STATED EXERCISE -
Gather all lines from the material that contain "DAMIP".

DATA SUPPLIED -
-- BEGIN --
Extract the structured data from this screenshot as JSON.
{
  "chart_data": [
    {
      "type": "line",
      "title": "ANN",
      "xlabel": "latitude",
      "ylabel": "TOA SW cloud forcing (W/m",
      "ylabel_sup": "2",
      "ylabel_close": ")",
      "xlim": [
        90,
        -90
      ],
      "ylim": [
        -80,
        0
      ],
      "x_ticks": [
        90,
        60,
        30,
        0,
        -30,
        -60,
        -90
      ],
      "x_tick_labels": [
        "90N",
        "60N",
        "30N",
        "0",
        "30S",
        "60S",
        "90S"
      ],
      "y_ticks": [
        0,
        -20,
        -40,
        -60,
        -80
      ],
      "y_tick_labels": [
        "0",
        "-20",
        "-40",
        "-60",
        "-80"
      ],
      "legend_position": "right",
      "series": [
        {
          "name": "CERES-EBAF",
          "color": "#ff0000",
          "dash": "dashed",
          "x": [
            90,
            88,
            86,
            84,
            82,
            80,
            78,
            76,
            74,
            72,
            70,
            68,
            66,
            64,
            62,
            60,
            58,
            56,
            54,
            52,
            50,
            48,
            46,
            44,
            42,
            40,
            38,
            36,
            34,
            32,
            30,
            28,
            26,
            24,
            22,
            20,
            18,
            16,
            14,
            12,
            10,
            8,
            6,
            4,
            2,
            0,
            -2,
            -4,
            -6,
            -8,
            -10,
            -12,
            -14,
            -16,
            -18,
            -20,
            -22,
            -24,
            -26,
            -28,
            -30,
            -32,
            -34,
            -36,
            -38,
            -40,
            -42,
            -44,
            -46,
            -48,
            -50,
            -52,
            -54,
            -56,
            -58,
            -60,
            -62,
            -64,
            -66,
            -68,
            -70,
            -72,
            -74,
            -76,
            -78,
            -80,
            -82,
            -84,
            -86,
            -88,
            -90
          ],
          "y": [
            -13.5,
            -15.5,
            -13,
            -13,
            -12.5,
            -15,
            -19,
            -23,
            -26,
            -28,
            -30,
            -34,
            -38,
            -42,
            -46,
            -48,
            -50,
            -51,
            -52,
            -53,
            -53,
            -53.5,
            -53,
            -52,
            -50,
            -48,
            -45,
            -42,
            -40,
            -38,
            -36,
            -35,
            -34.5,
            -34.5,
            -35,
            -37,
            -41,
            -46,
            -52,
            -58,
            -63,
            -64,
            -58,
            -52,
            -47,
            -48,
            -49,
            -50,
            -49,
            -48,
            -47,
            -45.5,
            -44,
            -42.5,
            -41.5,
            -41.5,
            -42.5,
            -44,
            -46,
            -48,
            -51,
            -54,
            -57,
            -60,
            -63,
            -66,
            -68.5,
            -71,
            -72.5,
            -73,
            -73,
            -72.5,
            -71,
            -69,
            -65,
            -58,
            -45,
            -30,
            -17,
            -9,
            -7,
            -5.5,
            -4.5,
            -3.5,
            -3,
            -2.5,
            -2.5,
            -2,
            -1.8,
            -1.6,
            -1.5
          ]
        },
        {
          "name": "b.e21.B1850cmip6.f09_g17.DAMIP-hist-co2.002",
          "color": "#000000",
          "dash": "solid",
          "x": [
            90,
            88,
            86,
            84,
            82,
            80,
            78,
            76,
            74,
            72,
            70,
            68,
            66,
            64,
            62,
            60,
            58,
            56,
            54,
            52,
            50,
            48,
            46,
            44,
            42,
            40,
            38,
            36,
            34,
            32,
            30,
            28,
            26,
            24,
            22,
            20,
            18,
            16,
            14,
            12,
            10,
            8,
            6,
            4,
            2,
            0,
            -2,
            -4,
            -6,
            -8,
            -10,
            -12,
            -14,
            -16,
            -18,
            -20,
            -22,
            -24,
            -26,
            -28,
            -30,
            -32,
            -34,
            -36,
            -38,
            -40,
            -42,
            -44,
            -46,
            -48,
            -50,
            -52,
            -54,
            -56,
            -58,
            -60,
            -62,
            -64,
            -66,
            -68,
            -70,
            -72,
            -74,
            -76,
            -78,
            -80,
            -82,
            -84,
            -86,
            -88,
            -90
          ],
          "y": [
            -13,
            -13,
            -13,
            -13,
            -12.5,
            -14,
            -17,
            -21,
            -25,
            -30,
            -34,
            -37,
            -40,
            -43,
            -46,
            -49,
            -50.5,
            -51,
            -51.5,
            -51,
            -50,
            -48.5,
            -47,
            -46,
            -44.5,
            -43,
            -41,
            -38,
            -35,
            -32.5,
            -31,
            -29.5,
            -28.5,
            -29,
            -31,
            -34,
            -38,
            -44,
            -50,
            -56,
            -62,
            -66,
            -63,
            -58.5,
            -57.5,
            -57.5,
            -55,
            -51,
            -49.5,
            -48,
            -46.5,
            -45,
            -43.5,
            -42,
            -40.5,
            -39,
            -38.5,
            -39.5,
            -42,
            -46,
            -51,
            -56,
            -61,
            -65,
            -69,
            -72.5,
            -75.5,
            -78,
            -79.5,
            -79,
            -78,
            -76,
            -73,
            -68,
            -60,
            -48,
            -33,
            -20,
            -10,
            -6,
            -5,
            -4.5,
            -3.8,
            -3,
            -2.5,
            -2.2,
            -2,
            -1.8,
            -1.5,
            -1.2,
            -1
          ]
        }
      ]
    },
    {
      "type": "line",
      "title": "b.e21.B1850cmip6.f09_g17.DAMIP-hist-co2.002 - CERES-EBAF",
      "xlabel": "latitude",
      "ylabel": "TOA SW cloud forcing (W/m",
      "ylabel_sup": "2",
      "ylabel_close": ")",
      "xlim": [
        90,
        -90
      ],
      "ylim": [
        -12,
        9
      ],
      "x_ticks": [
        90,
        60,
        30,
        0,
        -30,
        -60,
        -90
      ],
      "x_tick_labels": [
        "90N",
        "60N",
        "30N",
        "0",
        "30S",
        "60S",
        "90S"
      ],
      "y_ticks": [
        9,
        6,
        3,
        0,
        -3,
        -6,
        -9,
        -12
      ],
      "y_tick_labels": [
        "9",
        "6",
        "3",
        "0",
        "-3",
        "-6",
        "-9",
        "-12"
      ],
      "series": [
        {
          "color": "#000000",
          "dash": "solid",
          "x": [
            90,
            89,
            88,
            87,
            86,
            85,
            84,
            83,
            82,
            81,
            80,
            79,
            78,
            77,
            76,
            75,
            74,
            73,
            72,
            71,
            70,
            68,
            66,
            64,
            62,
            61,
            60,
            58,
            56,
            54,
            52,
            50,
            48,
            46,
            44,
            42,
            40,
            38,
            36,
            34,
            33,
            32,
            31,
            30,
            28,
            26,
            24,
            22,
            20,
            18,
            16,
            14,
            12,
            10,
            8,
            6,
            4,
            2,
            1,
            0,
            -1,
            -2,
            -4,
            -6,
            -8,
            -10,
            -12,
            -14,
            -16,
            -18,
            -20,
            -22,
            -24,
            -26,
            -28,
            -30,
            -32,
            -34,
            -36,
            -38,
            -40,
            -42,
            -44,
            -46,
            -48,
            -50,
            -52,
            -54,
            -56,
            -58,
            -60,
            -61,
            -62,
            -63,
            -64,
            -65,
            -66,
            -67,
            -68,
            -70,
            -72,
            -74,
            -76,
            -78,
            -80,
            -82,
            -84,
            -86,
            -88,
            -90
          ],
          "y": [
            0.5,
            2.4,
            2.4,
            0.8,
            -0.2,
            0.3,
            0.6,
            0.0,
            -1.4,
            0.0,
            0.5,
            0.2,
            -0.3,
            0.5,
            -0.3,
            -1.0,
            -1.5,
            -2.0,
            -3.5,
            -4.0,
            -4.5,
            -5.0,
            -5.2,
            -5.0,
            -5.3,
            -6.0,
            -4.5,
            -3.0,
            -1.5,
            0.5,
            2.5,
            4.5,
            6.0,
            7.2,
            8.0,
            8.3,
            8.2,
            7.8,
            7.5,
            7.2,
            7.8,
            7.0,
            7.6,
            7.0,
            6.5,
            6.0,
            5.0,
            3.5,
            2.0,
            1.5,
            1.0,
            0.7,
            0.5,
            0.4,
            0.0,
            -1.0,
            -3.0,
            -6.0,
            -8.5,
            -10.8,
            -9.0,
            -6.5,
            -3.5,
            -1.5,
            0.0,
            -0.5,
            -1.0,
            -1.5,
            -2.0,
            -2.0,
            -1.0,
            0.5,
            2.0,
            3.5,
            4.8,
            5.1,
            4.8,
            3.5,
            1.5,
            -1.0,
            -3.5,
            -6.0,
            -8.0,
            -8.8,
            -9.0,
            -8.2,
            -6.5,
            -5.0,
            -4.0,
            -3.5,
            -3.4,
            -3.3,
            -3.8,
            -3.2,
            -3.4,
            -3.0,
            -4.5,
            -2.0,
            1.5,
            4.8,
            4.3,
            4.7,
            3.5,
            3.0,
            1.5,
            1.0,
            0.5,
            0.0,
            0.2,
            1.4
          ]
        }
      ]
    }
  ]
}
-- END --
FINAL ANSWER -
          "name": "b.e21.B1850cmip6.f09_g17.DAMIP-hist-co2.002",
      "title": "b.e21.B1850cmip6.f09_g17.DAMIP-hist-co2.002 - CERES-EBAF",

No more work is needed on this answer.